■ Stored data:
** start **
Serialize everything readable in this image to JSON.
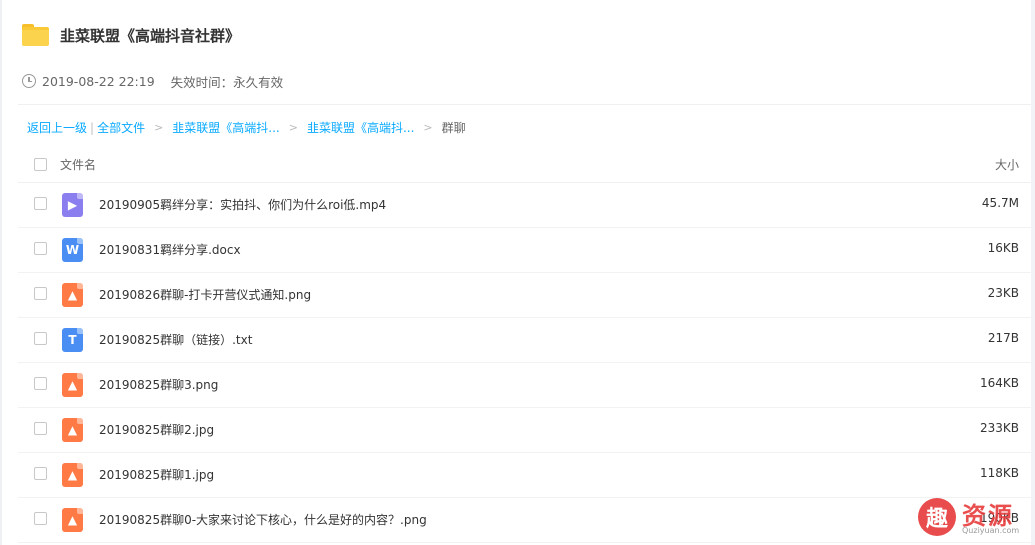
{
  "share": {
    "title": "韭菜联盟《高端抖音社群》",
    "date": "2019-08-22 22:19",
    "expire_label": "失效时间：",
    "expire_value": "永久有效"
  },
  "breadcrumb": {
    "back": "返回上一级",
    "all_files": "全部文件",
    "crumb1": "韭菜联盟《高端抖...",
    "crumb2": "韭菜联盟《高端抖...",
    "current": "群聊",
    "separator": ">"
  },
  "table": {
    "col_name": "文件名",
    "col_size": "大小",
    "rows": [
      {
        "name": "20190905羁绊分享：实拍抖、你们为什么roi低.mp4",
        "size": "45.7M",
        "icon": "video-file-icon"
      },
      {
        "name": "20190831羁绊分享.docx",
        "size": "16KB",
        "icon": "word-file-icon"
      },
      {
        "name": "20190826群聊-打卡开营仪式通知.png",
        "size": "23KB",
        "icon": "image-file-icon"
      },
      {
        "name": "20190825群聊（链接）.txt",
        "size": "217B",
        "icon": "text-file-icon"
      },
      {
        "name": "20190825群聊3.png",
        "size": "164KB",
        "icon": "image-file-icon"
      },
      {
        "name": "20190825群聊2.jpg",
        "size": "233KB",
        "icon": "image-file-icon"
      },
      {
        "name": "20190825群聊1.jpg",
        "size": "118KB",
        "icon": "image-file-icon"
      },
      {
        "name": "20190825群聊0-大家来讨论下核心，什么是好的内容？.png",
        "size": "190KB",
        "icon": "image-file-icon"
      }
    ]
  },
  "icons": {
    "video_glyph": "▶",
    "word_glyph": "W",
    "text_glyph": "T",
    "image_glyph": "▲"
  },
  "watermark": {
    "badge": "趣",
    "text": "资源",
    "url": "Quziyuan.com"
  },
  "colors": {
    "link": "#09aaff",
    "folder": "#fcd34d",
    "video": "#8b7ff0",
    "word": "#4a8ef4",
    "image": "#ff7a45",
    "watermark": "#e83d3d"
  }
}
** end **
■ REQUIRED WORK: Print all entries exactly. The images do not belong in the copy.

■ RESULT OF THE EXERCISE:
Serialize everything readable in this image to JSON.
{
  "share": {
    "title": "韭菜联盟《高端抖音社群》",
    "date": "2019-08-22 22:19",
    "expire_label": "失效时间：",
    "expire_value": "永久有效"
  },
  "breadcrumb": {
    "back": "返回上一级",
    "all_files": "全部文件",
    "crumb1": "韭菜联盟《高端抖...",
    "crumb2": "韭菜联盟《高端抖...",
    "current": "群聊",
    "separator": ">"
  },
  "table": {
    "col_name": "文件名",
    "col_size": "大小",
    "rows": [
      {
        "name": "20190905羁绊分享：实拍抖、你们为什么roi低.mp4",
        "size": "45.7M",
        "icon": "video-file-icon"
      },
      {
        "name": "20190831羁绊分享.docx",
        "size": "16KB",
        "icon": "word-file-icon"
      },
      {
        "name": "20190826群聊-打卡开营仪式通知.png",
        "size": "23KB",
        "icon": "image-file-icon"
      },
      {
        "name": "20190825群聊（链接）.txt",
        "size": "217B",
        "icon": "text-file-icon"
      },
      {
        "name": "20190825群聊3.png",
        "size": "164KB",
        "icon": "image-file-icon"
      },
      {
        "name": "20190825群聊2.jpg",
        "size": "233KB",
        "icon": "image-file-icon"
      },
      {
        "name": "20190825群聊1.jpg",
        "size": "118KB",
        "icon": "image-file-icon"
      },
      {
        "name": "20190825群聊0-大家来讨论下核心，什么是好的内容？.png",
        "size": "190KB",
        "icon": "image-file-icon"
      }
    ]
  },
  "icons": {
    "video_glyph": "▶",
    "word_glyph": "W",
    "text_glyph": "T",
    "image_glyph": "▲"
  },
  "watermark": {
    "badge": "趣",
    "text": "资源",
    "url": "Quziyuan.com"
  },
  "colors": {
    "link": "#09aaff",
    "folder": "#fcd34d",
    "video": "#8b7ff0",
    "word": "#4a8ef4",
    "image": "#ff7a45",
    "watermark": "#e83d3d"
  }
}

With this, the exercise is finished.